> _REQUEST_
Collect every line below that contains the word "Output".

> _DATA LINES_
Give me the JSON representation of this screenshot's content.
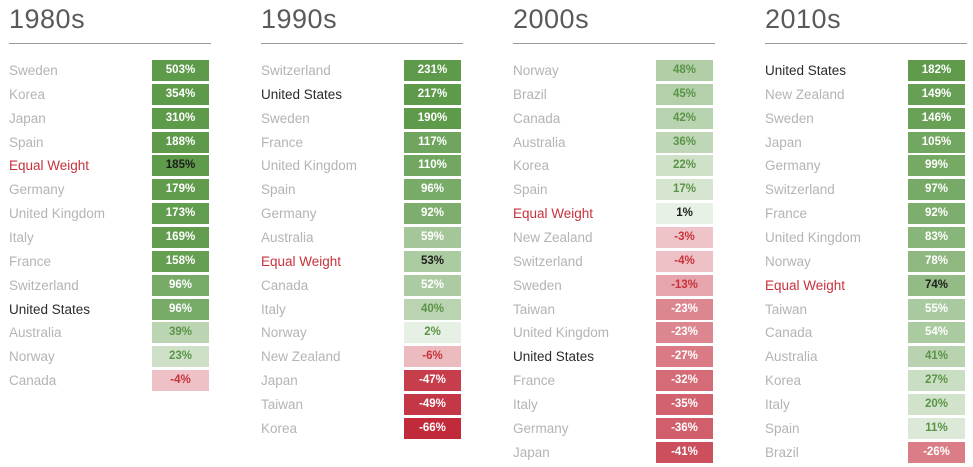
{
  "colors": {
    "positive_strong": "#5d9a49",
    "negative_strong": "#c02a3a",
    "equal_weight_label": "#c8323c",
    "us_label": "#2b2b2b",
    "muted_label": "#b4b4b4"
  },
  "chart_data": {
    "type": "table",
    "unit": "%",
    "panels": [
      {
        "decade": "1980s",
        "rows": [
          {
            "country": "Sweden",
            "value": 503,
            "label": "503%"
          },
          {
            "country": "Korea",
            "value": 354,
            "label": "354%"
          },
          {
            "country": "Japan",
            "value": 310,
            "label": "310%"
          },
          {
            "country": "Spain",
            "value": 188,
            "label": "188%"
          },
          {
            "country": "Equal Weight",
            "value": 185,
            "label": "185%"
          },
          {
            "country": "Germany",
            "value": 179,
            "label": "179%"
          },
          {
            "country": "United Kingdom",
            "value": 173,
            "label": "173%"
          },
          {
            "country": "Italy",
            "value": 169,
            "label": "169%"
          },
          {
            "country": "France",
            "value": 158,
            "label": "158%"
          },
          {
            "country": "Switzerland",
            "value": 96,
            "label": "96%"
          },
          {
            "country": "United States",
            "value": 96,
            "label": "96%"
          },
          {
            "country": "Australia",
            "value": 39,
            "label": "39%"
          },
          {
            "country": "Norway",
            "value": 23,
            "label": "23%"
          },
          {
            "country": "Canada",
            "value": -4,
            "label": "-4%"
          }
        ]
      },
      {
        "decade": "1990s",
        "rows": [
          {
            "country": "Switzerland",
            "value": 231,
            "label": "231%"
          },
          {
            "country": "United States",
            "value": 217,
            "label": "217%"
          },
          {
            "country": "Sweden",
            "value": 190,
            "label": "190%"
          },
          {
            "country": "France",
            "value": 117,
            "label": "117%"
          },
          {
            "country": "United Kingdom",
            "value": 110,
            "label": "110%"
          },
          {
            "country": "Spain",
            "value": 96,
            "label": "96%"
          },
          {
            "country": "Germany",
            "value": 92,
            "label": "92%"
          },
          {
            "country": "Australia",
            "value": 59,
            "label": "59%"
          },
          {
            "country": "Equal Weight",
            "value": 53,
            "label": "53%"
          },
          {
            "country": "Canada",
            "value": 52,
            "label": "52%"
          },
          {
            "country": "Italy",
            "value": 40,
            "label": "40%"
          },
          {
            "country": "Norway",
            "value": 2,
            "label": "2%"
          },
          {
            "country": "New Zealand",
            "value": -6,
            "label": "-6%"
          },
          {
            "country": "Japan",
            "value": -47,
            "label": "-47%"
          },
          {
            "country": "Taiwan",
            "value": -49,
            "label": "-49%"
          },
          {
            "country": "Korea",
            "value": -66,
            "label": "-66%"
          }
        ]
      },
      {
        "decade": "2000s",
        "rows": [
          {
            "country": "Norway",
            "value": 48,
            "label": "48%"
          },
          {
            "country": "Brazil",
            "value": 45,
            "label": "45%"
          },
          {
            "country": "Canada",
            "value": 42,
            "label": "42%"
          },
          {
            "country": "Australia",
            "value": 36,
            "label": "36%"
          },
          {
            "country": "Korea",
            "value": 22,
            "label": "22%"
          },
          {
            "country": "Spain",
            "value": 17,
            "label": "17%"
          },
          {
            "country": "Equal Weight",
            "value": 1,
            "label": "1%"
          },
          {
            "country": "New Zealand",
            "value": -3,
            "label": "-3%"
          },
          {
            "country": "Switzerland",
            "value": -4,
            "label": "-4%"
          },
          {
            "country": "Sweden",
            "value": -13,
            "label": "-13%"
          },
          {
            "country": "Taiwan",
            "value": -23,
            "label": "-23%"
          },
          {
            "country": "United Kingdom",
            "value": -23,
            "label": "-23%"
          },
          {
            "country": "United States",
            "value": -27,
            "label": "-27%"
          },
          {
            "country": "France",
            "value": -32,
            "label": "-32%"
          },
          {
            "country": "Italy",
            "value": -35,
            "label": "-35%"
          },
          {
            "country": "Germany",
            "value": -36,
            "label": "-36%"
          },
          {
            "country": "Japan",
            "value": -41,
            "label": "-41%"
          }
        ]
      },
      {
        "decade": "2010s",
        "rows": [
          {
            "country": "United States",
            "value": 182,
            "label": "182%"
          },
          {
            "country": "New Zealand",
            "value": 149,
            "label": "149%"
          },
          {
            "country": "Sweden",
            "value": 146,
            "label": "146%"
          },
          {
            "country": "Japan",
            "value": 105,
            "label": "105%"
          },
          {
            "country": "Germany",
            "value": 99,
            "label": "99%"
          },
          {
            "country": "Switzerland",
            "value": 97,
            "label": "97%"
          },
          {
            "country": "France",
            "value": 92,
            "label": "92%"
          },
          {
            "country": "United Kingdom",
            "value": 83,
            "label": "83%"
          },
          {
            "country": "Norway",
            "value": 78,
            "label": "78%"
          },
          {
            "country": "Equal Weight",
            "value": 74,
            "label": "74%"
          },
          {
            "country": "Taiwan",
            "value": 55,
            "label": "55%"
          },
          {
            "country": "Canada",
            "value": 54,
            "label": "54%"
          },
          {
            "country": "Australia",
            "value": 41,
            "label": "41%"
          },
          {
            "country": "Korea",
            "value": 27,
            "label": "27%"
          },
          {
            "country": "Italy",
            "value": 20,
            "label": "20%"
          },
          {
            "country": "Spain",
            "value": 11,
            "label": "11%"
          },
          {
            "country": "Brazil",
            "value": -26,
            "label": "-26%"
          }
        ]
      }
    ]
  }
}
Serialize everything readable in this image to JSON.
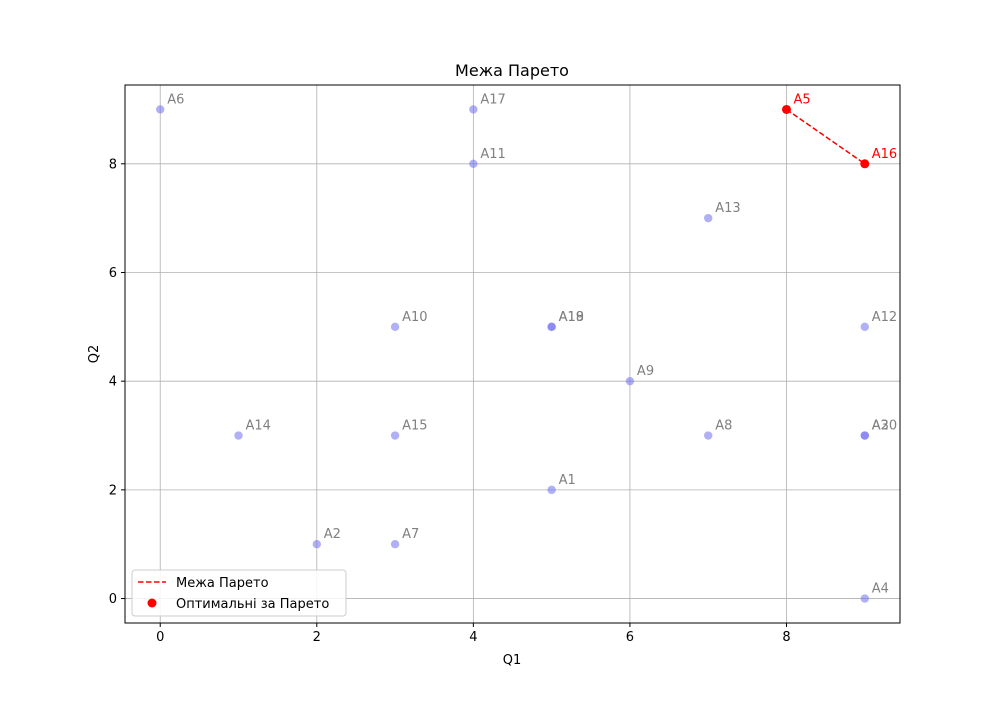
{
  "chart_data": {
    "type": "scatter",
    "title": "Межа Парето",
    "xlabel": "Q1",
    "ylabel": "Q2",
    "xlim": [
      -0.45,
      9.45
    ],
    "ylim": [
      -0.45,
      9.45
    ],
    "xticks": [
      0,
      2,
      4,
      6,
      8
    ],
    "yticks": [
      0,
      2,
      4,
      6,
      8
    ],
    "grid": true,
    "legend_position": "lower-left",
    "colors": {
      "points": "#6f6ff0",
      "pareto": "#ff0000",
      "label_muted": "#808080",
      "grid": "#b0b0b0"
    },
    "points": [
      {
        "label": "A1",
        "x": 5,
        "y": 2
      },
      {
        "label": "A2",
        "x": 2,
        "y": 1
      },
      {
        "label": "A3",
        "x": 9,
        "y": 3
      },
      {
        "label": "A4",
        "x": 9,
        "y": 0
      },
      {
        "label": "A5",
        "x": 8,
        "y": 9
      },
      {
        "label": "A6",
        "x": 0,
        "y": 9
      },
      {
        "label": "A7",
        "x": 3,
        "y": 1
      },
      {
        "label": "A8",
        "x": 7,
        "y": 3
      },
      {
        "label": "A9",
        "x": 6,
        "y": 4
      },
      {
        "label": "A10",
        "x": 3,
        "y": 5
      },
      {
        "label": "A11",
        "x": 4,
        "y": 8
      },
      {
        "label": "A12",
        "x": 9,
        "y": 5
      },
      {
        "label": "A13",
        "x": 7,
        "y": 7
      },
      {
        "label": "A14",
        "x": 1,
        "y": 3
      },
      {
        "label": "A15",
        "x": 3,
        "y": 3
      },
      {
        "label": "A16",
        "x": 9,
        "y": 8
      },
      {
        "label": "A17",
        "x": 4,
        "y": 9
      },
      {
        "label": "A18",
        "x": 5,
        "y": 5
      },
      {
        "label": "A19",
        "x": 5,
        "y": 5
      },
      {
        "label": "A20",
        "x": 9,
        "y": 3
      }
    ],
    "pareto_front": {
      "name": "Межа Парето",
      "points": [
        {
          "label": "A5",
          "x": 8,
          "y": 9
        },
        {
          "label": "A16",
          "x": 9,
          "y": 8
        }
      ]
    },
    "pareto_points_name": "Оптимальні за Парето"
  }
}
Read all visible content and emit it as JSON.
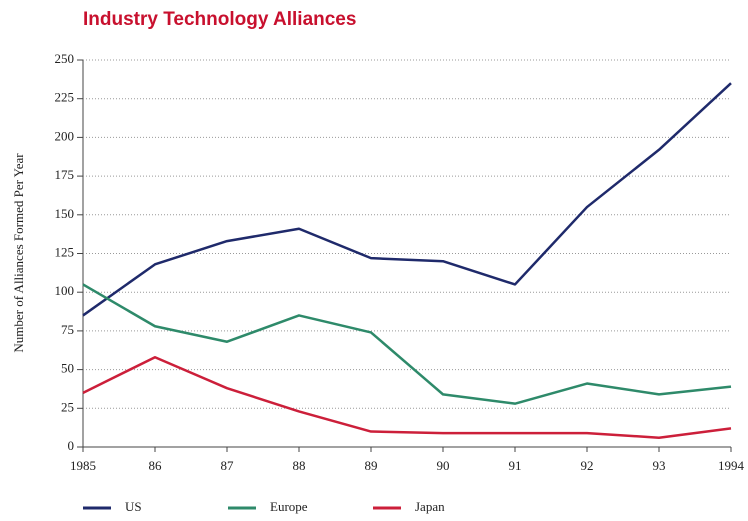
{
  "chart_data": {
    "type": "line",
    "title": "Industry Technology Alliances",
    "y_label": "Number of Alliances Formed Per Year",
    "categories": [
      "1985",
      "86",
      "87",
      "88",
      "89",
      "90",
      "91",
      "92",
      "93",
      "1994"
    ],
    "series": [
      {
        "name": "US",
        "color": "#1f2a6b",
        "values": [
          85,
          118,
          133,
          141,
          122,
          120,
          105,
          155,
          192,
          235
        ]
      },
      {
        "name": "Europe",
        "color": "#2e8a6a",
        "values": [
          105,
          78,
          68,
          85,
          74,
          34,
          28,
          41,
          34,
          39
        ]
      },
      {
        "name": "Japan",
        "color": "#cc1f3a",
        "values": [
          35,
          58,
          38,
          23,
          10,
          9,
          9,
          9,
          6,
          12
        ]
      }
    ],
    "ylim": [
      0,
      250
    ],
    "yticks": [
      0,
      25,
      50,
      75,
      100,
      125,
      150,
      175,
      200,
      225,
      250
    ],
    "grid": true,
    "legend": "bottom"
  }
}
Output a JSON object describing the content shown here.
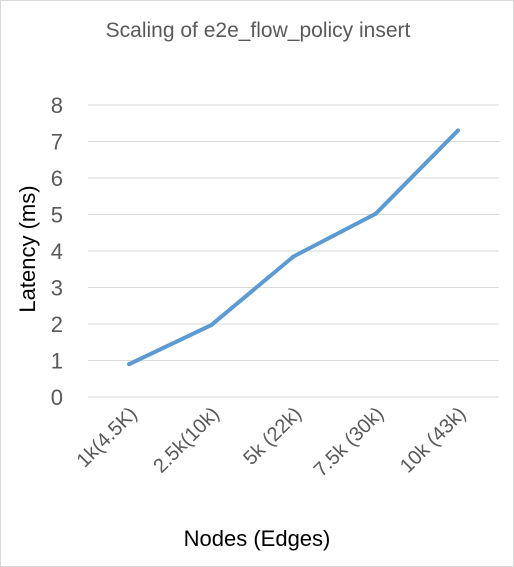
{
  "chart_data": {
    "type": "line",
    "title": "Scaling of e2e_flow_policy insert",
    "xlabel": "Nodes (Edges)",
    "ylabel": "Latency (ms)",
    "categories": [
      "1k(4.5K)",
      "2.5k(10k)",
      "5k (22k)",
      "7.5k (30k)",
      "10k (43k)"
    ],
    "series": [
      {
        "values": [
          0.9,
          1.97,
          3.85,
          5.02,
          7.3
        ]
      }
    ],
    "ylim": [
      0,
      8
    ],
    "yticks": [
      "0",
      "1",
      "2",
      "3",
      "4",
      "5",
      "6",
      "7",
      "8"
    ],
    "grid": true,
    "legend": "none",
    "colors": {
      "series": "#5b9bd5",
      "grid": "#d9d9d9"
    }
  }
}
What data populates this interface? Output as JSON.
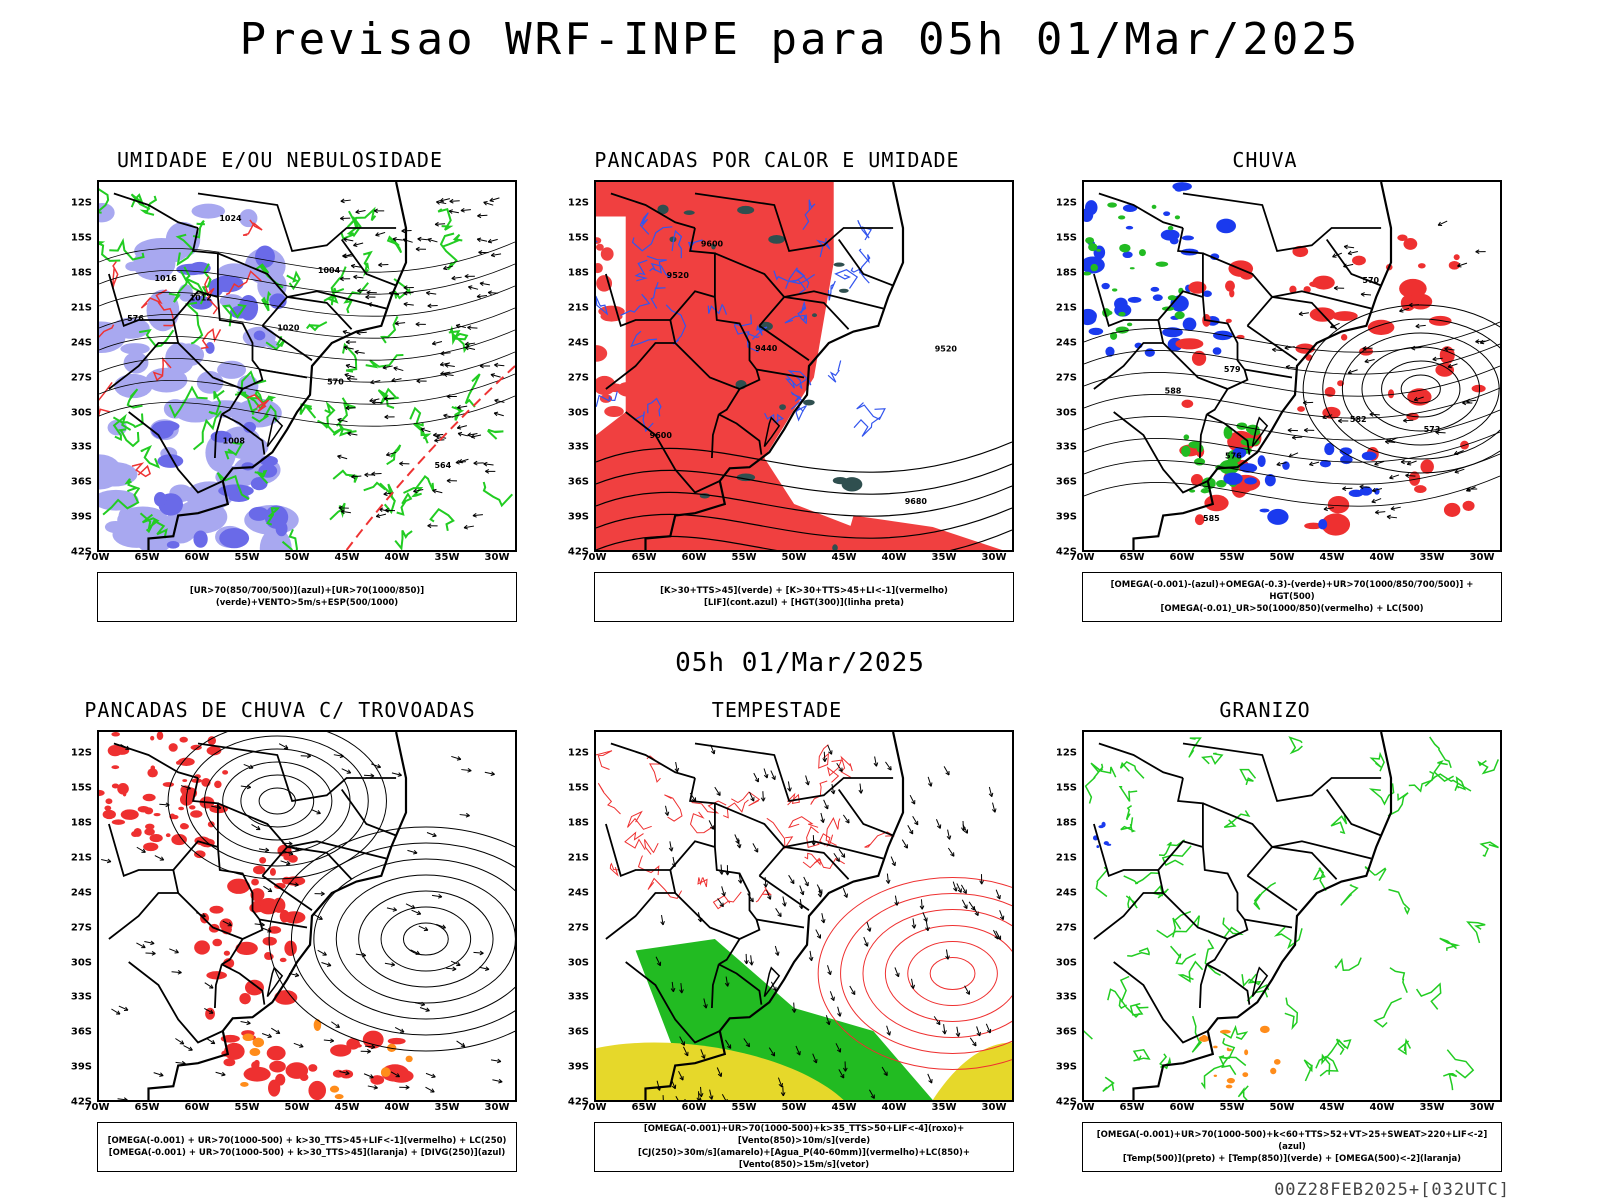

> _SOLUTION_
Output a JSON object describing the content shown here.
What data populates this interface? Output as JSON.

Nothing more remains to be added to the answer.